(WHAT TO PRODUCE):
All the entries need to be quoted exactly, apart from the pictures, which you should drop.

(Data entries)
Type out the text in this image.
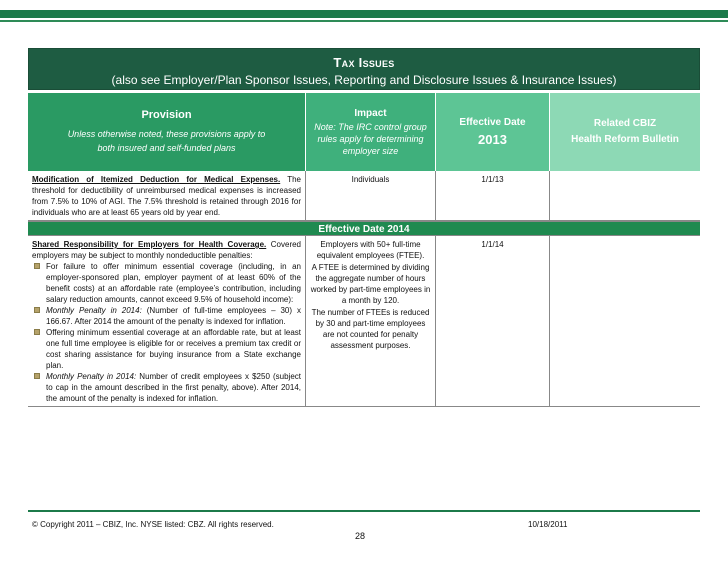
Tax Issues
(also see Employer/Plan Sponsor Issues, Reporting and Disclosure Issues & Insurance Issues)
Provision
Unless otherwise noted, these provisions apply to
both insured and self-funded plans
Impact
Note: The IRC control group
rules apply for determining
employer size
Effective Date
2013
Related CBIZ
Health Reform Bulletin
Modification of Itemized Deduction for Medical Expenses. The threshold for deductibility of unreimbursed medical expenses is increased from 7.5% to 10% of AGI. The 7.5% threshold is retained through 2016 for individuals who are at least 65 years old by year end.
Individuals	1/1/13
Effective Date 2014
Shared Responsibility for Employers for Health Coverage. Covered employers may be subject to monthly nondeductible penalties:
For failure to offer minimum essential coverage (including, in an employer-sponsored plan, employer payment of at least 60% of the benefit costs) at an affordable rate (employee’s contribution, including salary reduction amounts, cannot exceed 9.5% of household income):
Monthly Penalty in 2014: (Number of full-time employees – 30) x 166.67. After 2014 the amount of the penalty is indexed for inflation.
Offering minimum essential coverage at an affordable rate, but at least one full time employee is eligible for or receives a premium tax credit or cost sharing assistance for buying insurance from a State exchange plan.
Monthly Penalty in 2014: Number of credit employees x $250 (subject to cap in the amount described in the first penalty, above). After 2014, the amount of the penalty is indexed for inflation.
Employers with 50+ full-time equivalent employees (FTEE).
A FTEE is determined by dividing the aggregate number of hours worked by part-time employees in a month by 120.
The number of FTEEs is reduced by 30 and part-time employees are not counted for penalty assessment purposes.
1/1/14
© Copyright 2011 – CBIZ, Inc. NYSE listed: CBZ. All rights reserved.	10/18/2011
28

(THE REPLY):
Type out the text in this image.
Tax Issues
(also see Employer/Plan Sponsor Issues, Reporting and Disclosure Issues & Insurance Issues)
Provision
Unless otherwise noted, these provisions apply to
both insured and self-funded plans
Impact
Note: The IRC control group
rules apply for determining
employer size
Effective Date
2013
Related CBIZ
Health Reform Bulletin
Modification of Itemized Deduction for Medical Expenses. The threshold for deductibility of unreimbursed medical expenses is increased from 7.5% to 10% of AGI. The 7.5% threshold is retained through 2016 for individuals who are at least 65 years old by year end.
Individuals	1/1/13
Effective Date 2014
Shared Responsibility for Employers for Health Coverage. Covered employers may be subject to monthly nondeductible penalties:
For failure to offer minimum essential coverage (including, in an employer-sponsored plan, employer payment of at least 60% of the benefit costs) at an affordable rate (employee’s contribution, including salary reduction amounts, cannot exceed 9.5% of household income):
Monthly Penalty in 2014: (Number of full-time employees – 30) x 166.67. After 2014 the amount of the penalty is indexed for inflation.
Offering minimum essential coverage at an affordable rate, but at least one full time employee is eligible for or receives a premium tax credit or cost sharing assistance for buying insurance from a State exchange plan.
Monthly Penalty in 2014: Number of credit employees x $250 (subject to cap in the amount described in the first penalty, above). After 2014, the amount of the penalty is indexed for inflation.
Employers with 50+ full-time equivalent employees (FTEE).
A FTEE is determined by dividing the aggregate number of hours worked by part-time employees in a month by 120.
The number of FTEEs is reduced by 30 and part-time employees are not counted for penalty assessment purposes.
1/1/14
© Copyright 2011 – CBIZ, Inc. NYSE listed: CBZ. All rights reserved.	10/18/2011
28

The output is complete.